--- TEXT SECTION Enclosed Below ---

Guest post by Katie Leach-Kemon, a policy translation specialist from the University of Washington’s Institute for Health Metrics and Evaluation.
A new paper released today in The Lancet provides a global picture of premature mortality and disability caused by illegal drug use around the world. These statistics are especially relevant and timely as marijuana legalization efforts gather steam in the United States and Latin America.
The study, which was based on data from the Global Burden of Disease study, found an increasing number of lives were cut short or impaired by disability from illicit drug use over two decades. As a risk factor early death and disability worldwide, drug use increased 57% between 1990 and 2010. NPR notes the report identifies that mental disorders and substance abuse are the leading causes of non-fatal illness worldwide.

--- End of Enclosed TEXT SECTION ---

— YOUR TASKS —
**1.** Retype the drug-use mortality text between "The study, which" and "non-fatal illness worldwide.", inclusive.
**2.** In the drug-use mortality text, which journal published the new paper?

--- LISTED ENTRIES Enclosed Below ---

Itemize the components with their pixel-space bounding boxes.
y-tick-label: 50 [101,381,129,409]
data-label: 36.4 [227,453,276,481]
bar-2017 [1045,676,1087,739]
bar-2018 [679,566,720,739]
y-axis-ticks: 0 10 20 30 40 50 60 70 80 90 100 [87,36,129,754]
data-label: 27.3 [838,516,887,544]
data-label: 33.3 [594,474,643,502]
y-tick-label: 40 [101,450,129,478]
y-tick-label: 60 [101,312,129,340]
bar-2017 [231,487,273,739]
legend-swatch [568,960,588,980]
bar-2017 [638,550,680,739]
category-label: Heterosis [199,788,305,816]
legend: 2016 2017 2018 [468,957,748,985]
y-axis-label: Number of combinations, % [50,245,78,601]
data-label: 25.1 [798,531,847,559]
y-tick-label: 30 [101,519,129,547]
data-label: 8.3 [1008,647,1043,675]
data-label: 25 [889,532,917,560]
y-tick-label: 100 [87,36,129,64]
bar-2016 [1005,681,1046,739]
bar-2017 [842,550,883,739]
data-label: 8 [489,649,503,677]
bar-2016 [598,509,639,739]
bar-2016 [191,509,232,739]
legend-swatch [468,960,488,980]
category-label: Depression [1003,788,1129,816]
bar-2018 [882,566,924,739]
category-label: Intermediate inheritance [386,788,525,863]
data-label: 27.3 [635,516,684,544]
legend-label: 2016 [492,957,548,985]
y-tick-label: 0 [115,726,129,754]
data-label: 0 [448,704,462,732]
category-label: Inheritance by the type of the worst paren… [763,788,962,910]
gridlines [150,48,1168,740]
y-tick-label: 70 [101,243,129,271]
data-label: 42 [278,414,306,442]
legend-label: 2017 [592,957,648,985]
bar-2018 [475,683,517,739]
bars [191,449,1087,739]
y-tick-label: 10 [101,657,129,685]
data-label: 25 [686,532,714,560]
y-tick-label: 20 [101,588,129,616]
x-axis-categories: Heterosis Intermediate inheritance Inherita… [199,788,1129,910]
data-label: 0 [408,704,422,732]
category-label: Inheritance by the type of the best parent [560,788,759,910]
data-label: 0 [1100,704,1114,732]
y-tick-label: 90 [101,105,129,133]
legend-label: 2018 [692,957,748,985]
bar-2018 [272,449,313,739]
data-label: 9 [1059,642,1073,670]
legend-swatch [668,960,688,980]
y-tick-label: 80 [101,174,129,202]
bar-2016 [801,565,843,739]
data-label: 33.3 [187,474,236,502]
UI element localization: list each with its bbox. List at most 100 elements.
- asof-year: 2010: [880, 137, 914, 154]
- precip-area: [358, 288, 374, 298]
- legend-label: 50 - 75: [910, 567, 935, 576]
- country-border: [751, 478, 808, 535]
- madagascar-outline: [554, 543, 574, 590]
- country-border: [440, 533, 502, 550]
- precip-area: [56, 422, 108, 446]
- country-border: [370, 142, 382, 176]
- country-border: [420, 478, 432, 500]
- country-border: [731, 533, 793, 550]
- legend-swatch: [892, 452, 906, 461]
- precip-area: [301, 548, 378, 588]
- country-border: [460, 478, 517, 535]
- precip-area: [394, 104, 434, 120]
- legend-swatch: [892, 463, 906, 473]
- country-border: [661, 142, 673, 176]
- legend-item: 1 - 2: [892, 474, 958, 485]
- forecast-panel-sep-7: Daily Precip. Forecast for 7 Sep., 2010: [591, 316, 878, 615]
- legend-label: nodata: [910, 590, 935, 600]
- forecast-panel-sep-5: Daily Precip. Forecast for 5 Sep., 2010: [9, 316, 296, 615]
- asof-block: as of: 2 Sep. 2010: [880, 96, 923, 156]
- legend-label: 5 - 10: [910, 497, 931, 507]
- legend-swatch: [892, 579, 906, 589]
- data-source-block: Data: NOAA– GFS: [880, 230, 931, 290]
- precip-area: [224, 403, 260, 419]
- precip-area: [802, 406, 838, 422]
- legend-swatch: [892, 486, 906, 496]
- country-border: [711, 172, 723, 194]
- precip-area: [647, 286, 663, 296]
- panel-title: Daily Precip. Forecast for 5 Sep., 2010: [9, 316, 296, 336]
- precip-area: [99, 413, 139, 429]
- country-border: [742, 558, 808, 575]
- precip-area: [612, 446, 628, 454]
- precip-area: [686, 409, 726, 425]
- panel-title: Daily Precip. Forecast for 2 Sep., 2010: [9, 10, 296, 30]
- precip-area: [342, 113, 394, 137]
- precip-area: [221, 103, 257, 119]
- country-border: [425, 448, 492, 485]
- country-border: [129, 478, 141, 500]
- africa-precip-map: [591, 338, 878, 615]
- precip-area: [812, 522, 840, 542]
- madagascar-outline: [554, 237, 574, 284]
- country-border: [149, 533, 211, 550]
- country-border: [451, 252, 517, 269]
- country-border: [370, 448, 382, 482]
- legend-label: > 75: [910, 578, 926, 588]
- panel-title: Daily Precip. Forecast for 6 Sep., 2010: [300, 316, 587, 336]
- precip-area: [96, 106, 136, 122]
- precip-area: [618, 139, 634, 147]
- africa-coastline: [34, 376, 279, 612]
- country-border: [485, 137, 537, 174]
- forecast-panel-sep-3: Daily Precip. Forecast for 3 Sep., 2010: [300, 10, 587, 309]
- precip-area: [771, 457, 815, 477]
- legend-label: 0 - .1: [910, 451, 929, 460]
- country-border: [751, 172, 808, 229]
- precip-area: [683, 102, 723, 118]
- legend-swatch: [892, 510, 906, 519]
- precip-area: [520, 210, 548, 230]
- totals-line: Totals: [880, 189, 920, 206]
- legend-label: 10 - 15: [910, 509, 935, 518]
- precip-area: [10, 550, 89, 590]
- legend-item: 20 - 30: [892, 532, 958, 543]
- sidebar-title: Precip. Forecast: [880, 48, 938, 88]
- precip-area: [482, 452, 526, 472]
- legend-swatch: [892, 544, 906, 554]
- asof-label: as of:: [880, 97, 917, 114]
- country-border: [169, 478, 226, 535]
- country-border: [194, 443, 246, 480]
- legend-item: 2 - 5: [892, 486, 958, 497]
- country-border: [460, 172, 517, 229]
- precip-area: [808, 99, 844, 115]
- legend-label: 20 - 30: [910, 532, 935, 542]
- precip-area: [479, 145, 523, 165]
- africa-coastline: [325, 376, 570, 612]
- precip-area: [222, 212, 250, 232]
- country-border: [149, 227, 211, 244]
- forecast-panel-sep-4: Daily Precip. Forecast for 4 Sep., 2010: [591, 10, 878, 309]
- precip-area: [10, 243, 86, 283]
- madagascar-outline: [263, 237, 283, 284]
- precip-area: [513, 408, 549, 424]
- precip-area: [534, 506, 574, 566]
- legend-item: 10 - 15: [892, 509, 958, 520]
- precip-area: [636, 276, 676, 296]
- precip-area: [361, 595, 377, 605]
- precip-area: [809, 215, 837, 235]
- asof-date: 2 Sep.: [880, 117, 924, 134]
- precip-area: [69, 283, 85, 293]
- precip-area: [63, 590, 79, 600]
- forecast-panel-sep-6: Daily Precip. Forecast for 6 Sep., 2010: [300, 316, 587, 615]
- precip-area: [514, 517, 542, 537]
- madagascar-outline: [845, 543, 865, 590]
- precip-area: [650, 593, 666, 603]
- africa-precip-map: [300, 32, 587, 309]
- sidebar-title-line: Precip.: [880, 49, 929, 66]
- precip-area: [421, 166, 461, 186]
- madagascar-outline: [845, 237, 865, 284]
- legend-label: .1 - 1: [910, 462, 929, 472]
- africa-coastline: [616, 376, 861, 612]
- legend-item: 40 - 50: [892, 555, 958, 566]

--- End of Enclosed LISTED ENTRIES ---

— SOLUTIONS TO THE PROBLEMS —
**1.**
The study, which was based on data from the Global Burden of Disease study, found an increasing number of lives were cut short or impaired by disability from illicit drug use over two decades. As a risk factor early death and disability worldwide, drug use increased 57% between 1990 and 2010. NPR notes the report identifies that mental disorders and substance abuse are the leading causes of non-fatal illness worldwide.

**2.** The Lancet